* SET TASK
Copy the entries below exactly. Images do not belong in the copy.

········

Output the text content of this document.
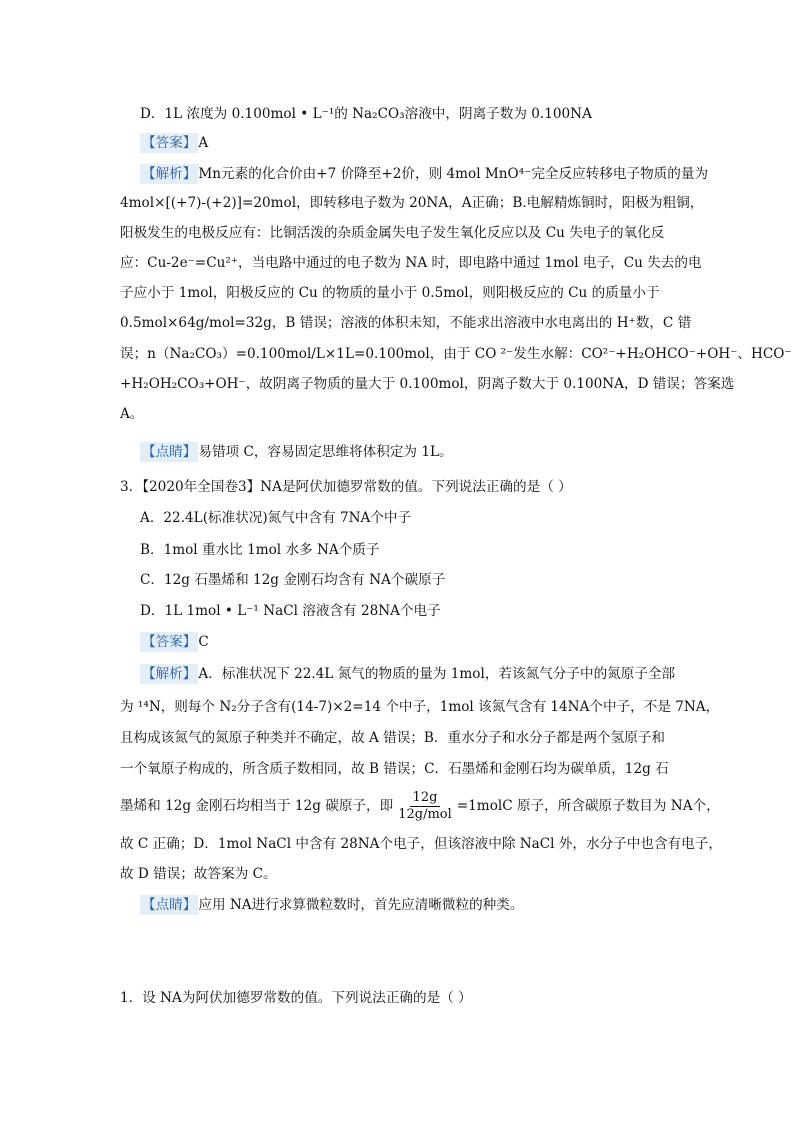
D．1L 浓度为 0.100mol • L⁻¹的 Na₂CO₃溶液中，阴离子数为 0.100NA
【答案】 A
【解析】 Mn元素的化合价由+7 价降至+2价，则 4mol MnO⁴⁻完全反应转移电子物质的量为
4mol×[(+7)-(+2)]=20mol，即转移电子数为 20NA，A正确；B.电解精炼铜时，阳极为粗铜，
阳极发生的电极反应有：比铜活泼的杂质金属失电子发生氧化反应以及 Cu 失电子的氧化反
应：Cu-2e⁻=Cu²⁺，当电路中通过的电子数为 NA 时，即电路中通过 1mol 电子，Cu 失去的电
子应小于 1mol，阳极反应的 Cu 的物质的量小于 0.5mol，则阳极反应的 Cu 的质量小于
0.5mol×64g/mol=32g，B 错误；溶液的体积未知，不能求出溶液中水电离出的 H⁺数，C 错
误；n（Na₂CO₃）=0.100mol/L×1L=0.100mol，由于 CO ²⁻发生水解：CO²⁻+H₂OHCO⁻+OH⁻、HCO⁻
+H₂OH₂CO₃+OH⁻，故阴离子物质的量大于 0.100mol，阴离子数大于 0.100NA，D 错误；答案选
A。
【点睛】 易错项 C，容易固定思维将体积定为 1L。
3．【2020年全国卷3】NA是阿伏加德罗常数的值。下列说法正确的是（ ）
A．22.4L(标准状况)氮气中含有 7NA个中子
B．1mol 重水比 1mol 水多 NA个质子
C．12g 石墨烯和 12g 金刚石均含有 NA个碳原子
D．1L 1mol • L⁻¹ NaCl 溶液含有 28NA个电子
【答案】 C
【解析】 A．标准状况下 22.4L 氮气的物质的量为 1mol，若该氮气分子中的氮原子全部
为 ¹⁴N，则每个 N₂分子含有(14-7)×2=14 个中子，1mol 该氮气含有 14NA个中子，不是 7NA，
且构成该氮气的氮原子种类并不确定，故 A 错误；B．重水分子和水分子都是两个氢原子和
一个氧原子构成的，所含质子数相同，故 B 错误；C．石墨烯和金刚石均为碳单质，12g 石
墨烯和 12g 金刚石均相当于 12g 碳原子，即 $\frac{12g}{\text{12g/mol}}$ =1molC 原子，所含碳原子数目为 NA个，
故 C 正确；D．1mol NaCl 中含有 28NA个电子，但该溶液中除 NaCl 外，水分子中也含有电子，
故 D 错误；故答案为 C。
【点睛】 应用 NA进行求算微粒数时，首先应清晰微粒的种类。
1．设 NA为阿伏加德罗常数的值。下列说法正确的是（ ）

········

* RESPONSE
Output the text content of this document.
D．1L 浓度为 0.100mol • L⁻¹的 Na₂CO₃溶液中，阴离子数为 0.100NA
【答案】 A
【解析】 Mn元素的化合价由+7 价降至+2价，则 4mol MnO⁴⁻完全反应转移电子物质的量为
4mol×[(+7)-(+2)]=20mol，即转移电子数为 20NA，A正确；B.电解精炼铜时，阳极为粗铜，
阳极发生的电极反应有：比铜活泼的杂质金属失电子发生氧化反应以及 Cu 失电子的氧化反
应：Cu-2e⁻=Cu²⁺，当电路中通过的电子数为 NA 时，即电路中通过 1mol 电子，Cu 失去的电
子应小于 1mol，阳极反应的 Cu 的物质的量小于 0.5mol，则阳极反应的 Cu 的质量小于
0.5mol×64g/mol=32g，B 错误；溶液的体积未知，不能求出溶液中水电离出的 H⁺数，C 错
误；n（Na₂CO₃）=0.100mol/L×1L=0.100mol，由于 CO ²⁻发生水解：CO²⁻+H₂OHCO⁻+OH⁻、HCO⁻
+H₂OH₂CO₃+OH⁻，故阴离子物质的量大于 0.100mol，阴离子数大于 0.100NA，D 错误；答案选
A。
【点睛】 易错项 C，容易固定思维将体积定为 1L。
3．【2020年全国卷3】NA是阿伏加德罗常数的值。下列说法正确的是（ ）
A．22.4L(标准状况)氮气中含有 7NA个中子
B．1mol 重水比 1mol 水多 NA个质子
C．12g 石墨烯和 12g 金刚石均含有 NA个碳原子
D．1L 1mol • L⁻¹ NaCl 溶液含有 28NA个电子
【答案】 C
【解析】 A．标准状况下 22.4L 氮气的物质的量为 1mol，若该氮气分子中的氮原子全部
为 ¹⁴N，则每个 N₂分子含有(14-7)×2=14 个中子，1mol 该氮气含有 14NA个中子，不是 7NA，
且构成该氮气的氮原子种类并不确定，故 A 错误；B．重水分子和水分子都是两个氢原子和
一个氧原子构成的，所含质子数相同，故 B 错误；C．石墨烯和金刚石均为碳单质，12g 石
墨烯和 12g 金刚石均相当于 12g 碳原子，即 $\frac{12g}{\text{12g/mol}}$ =1molC 原子，所含碳原子数目为 NA个，
故 C 正确；D．1mol NaCl 中含有 28NA个电子，但该溶液中除 NaCl 外，水分子中也含有电子，
故 D 错误；故答案为 C。
【点睛】 应用 NA进行求算微粒数时，首先应清晰微粒的种类。
1．设 NA为阿伏加德罗常数的值。下列说法正确的是（ ）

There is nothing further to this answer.